■ **Consegne**:
**A.** Nel testo sulla frana di Positano, chi è il presidente dell'Ordine dei Geologi della Campania?
**B.** Prosegui il testo sulla frana di Positano a partire dall'ultima frase riportata.

■ **Testo di partenza**:
________________

Frana a Positano, i geologi: “La prevenzione sia al centro delle politiche di sicurezza”
L'Ordine dei Geologi della Campania richiama l'attenzione sul rischio idrogeologico dopo il crollo che ha isolato Montepertuso e Nocelle
Dopo la frana di crollo che nei giorni scorsi ha interessato il territorio comunale di Positano, provocando l’interruzione della viabilità e l’isolamento delle frazioni di Montepertuso e Nocelle, interviene l’Ordine dei Geologi della Campania, che richiama l’attenzione delle istituzioni sulla necessità di rafforzare le politiche di prevenzione e mitigazione del rischio idrogeologico.
L’Ordine ha espresso vicinanza alle comunità coinvolte e ringraziato gli operatori della Protezione Civile, i tecnici e le amministrazioni impegnate nella gestione dell’emergenza.
Positano tra i comuni più esposti al rischio frane
A sottolineare la gravità del quadro è il presidente dell’Ordine dei Geologi della Campania, Lorenzo Benedetto, che richiama i dati ufficiali ISPRA relativi al territorio comunale di Positano.
Secondo le rilevazioni, oltre il 70% del territorio comunale ricade nelle classi di pericolosità elevata e molto elevata (P3 e P4), mentre circa il 57% della popolazione e il 61% degli edifici risultano localizzati in aree a rischio.
“Si tratta di numeri che descrivono con chiarezza la vulnerabilità di un territorio straordinario dal punto di vista paesaggistico, ma estremamente delicato sotto il profilo geologico”, ha dichiarato Benedetto.

________________

■ **Dati strutturati di analisi della pagina**:
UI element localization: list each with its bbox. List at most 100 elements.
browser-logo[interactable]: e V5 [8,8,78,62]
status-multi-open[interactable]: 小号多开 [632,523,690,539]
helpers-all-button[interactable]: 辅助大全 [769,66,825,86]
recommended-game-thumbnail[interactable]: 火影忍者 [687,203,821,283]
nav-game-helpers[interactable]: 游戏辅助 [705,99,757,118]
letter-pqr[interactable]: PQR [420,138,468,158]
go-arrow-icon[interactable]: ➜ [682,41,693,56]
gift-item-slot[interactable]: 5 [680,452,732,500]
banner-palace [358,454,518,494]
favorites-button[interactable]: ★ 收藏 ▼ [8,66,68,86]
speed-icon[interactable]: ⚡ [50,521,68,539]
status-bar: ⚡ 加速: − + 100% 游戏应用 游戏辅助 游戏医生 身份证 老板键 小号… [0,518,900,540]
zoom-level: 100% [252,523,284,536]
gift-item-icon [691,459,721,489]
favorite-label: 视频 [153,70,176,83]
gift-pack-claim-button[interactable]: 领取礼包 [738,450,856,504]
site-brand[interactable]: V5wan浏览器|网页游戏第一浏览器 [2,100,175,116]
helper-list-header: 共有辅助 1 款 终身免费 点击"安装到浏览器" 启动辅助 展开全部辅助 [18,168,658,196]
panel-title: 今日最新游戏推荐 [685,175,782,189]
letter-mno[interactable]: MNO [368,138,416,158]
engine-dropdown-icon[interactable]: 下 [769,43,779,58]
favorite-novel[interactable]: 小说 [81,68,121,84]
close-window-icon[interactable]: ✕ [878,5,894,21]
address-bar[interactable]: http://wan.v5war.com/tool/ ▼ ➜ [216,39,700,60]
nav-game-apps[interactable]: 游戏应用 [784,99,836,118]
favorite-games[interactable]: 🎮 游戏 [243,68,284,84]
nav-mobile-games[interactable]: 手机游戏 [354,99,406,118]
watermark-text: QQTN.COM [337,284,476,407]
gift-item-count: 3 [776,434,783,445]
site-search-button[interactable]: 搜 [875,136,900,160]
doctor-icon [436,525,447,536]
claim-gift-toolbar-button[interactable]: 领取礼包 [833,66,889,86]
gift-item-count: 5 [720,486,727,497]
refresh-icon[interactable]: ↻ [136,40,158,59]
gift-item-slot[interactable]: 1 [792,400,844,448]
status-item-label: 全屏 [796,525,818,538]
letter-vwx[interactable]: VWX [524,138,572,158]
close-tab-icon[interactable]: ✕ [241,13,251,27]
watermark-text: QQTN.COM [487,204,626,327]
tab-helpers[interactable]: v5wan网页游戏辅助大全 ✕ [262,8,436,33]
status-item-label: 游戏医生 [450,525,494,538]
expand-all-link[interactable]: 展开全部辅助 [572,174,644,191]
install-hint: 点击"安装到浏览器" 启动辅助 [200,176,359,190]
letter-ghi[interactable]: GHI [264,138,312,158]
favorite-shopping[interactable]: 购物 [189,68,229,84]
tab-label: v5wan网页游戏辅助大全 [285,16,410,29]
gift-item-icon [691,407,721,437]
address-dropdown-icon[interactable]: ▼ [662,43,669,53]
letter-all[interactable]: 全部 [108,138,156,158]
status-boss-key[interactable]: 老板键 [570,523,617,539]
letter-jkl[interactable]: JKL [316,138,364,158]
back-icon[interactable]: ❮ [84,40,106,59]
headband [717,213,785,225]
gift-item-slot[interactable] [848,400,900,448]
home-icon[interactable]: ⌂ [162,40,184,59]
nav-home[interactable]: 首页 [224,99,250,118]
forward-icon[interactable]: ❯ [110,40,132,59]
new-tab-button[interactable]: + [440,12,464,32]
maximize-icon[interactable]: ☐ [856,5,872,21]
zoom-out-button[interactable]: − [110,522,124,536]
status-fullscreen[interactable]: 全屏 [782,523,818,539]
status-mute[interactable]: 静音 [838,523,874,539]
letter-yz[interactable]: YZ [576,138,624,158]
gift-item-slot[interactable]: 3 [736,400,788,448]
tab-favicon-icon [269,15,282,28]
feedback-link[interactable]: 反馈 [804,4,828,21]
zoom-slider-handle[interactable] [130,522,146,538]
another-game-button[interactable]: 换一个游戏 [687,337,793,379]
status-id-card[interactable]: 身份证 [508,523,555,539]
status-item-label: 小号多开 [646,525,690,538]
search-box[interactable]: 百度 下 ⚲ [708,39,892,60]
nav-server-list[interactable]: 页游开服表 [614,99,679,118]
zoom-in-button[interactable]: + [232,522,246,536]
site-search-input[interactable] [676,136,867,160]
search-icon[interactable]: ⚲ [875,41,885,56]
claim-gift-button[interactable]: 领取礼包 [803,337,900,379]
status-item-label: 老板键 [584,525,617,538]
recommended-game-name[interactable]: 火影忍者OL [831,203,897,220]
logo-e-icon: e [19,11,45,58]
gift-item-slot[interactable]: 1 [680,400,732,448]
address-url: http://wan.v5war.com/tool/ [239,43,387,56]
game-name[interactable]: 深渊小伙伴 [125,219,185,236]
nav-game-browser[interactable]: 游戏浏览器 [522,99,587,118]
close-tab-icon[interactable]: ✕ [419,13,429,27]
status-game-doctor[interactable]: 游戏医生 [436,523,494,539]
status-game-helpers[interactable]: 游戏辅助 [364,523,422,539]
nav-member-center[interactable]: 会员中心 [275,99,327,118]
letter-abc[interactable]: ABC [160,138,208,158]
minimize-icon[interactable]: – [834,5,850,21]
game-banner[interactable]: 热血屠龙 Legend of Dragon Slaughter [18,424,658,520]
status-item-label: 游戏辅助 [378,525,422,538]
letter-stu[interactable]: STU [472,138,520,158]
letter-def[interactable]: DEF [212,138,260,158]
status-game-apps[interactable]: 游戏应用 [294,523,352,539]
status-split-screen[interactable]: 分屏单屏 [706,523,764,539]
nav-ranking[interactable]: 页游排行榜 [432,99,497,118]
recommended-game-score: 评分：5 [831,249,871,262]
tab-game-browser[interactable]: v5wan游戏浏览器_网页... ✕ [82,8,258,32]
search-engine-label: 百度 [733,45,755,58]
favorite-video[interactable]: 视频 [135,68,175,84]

________________

■ **Soluzioni**:
**A.** Lorenzo Benedetto.

**B.**
Per il presidente dell’Ordine, l’episodio conferma ancora una volta la fragilità geomorfologica della Costiera Amalfitana e la necessità di affrontare il tema del rischio geologico con una visione strutturale e non soltanto emergenziale.
La prevenzione come priorità permanente
“Non possiamo continuare a ricordarci del dissesto idrogeologico solo quando si verifica un evento che interrompe una strada, isola una comunità o mette a rischio vite umane”, ha aggiunto Benedetto.
Secondo l’Ordine dei Geologi della Campania, la prevenzione deve diventare una priorità costante dell’azione amministrativa e politica, attraverso una strategia che affianchi agli interventi strutturali anche misure non strutturali di monitoraggio e controllo del territorio.
Monitoraggio e conoscenza del territorio
Tra gli strumenti ritenuti fondamentali figurano il presidio territoriale affidato a tecnici qualificati, il monitoraggio continuo dei versanti, l’aggiornamento degli studi geologici, la pianificazione di protezione civile e una maggiore informazione rivolta alla popolazione.
Secondo i geologi, molti fenomeni naturali non possono essere evitati, ma i loro effetti possono essere significativamente ridotti grazie alla conoscenza del territorio, alla pianificazione e alla prevenzione.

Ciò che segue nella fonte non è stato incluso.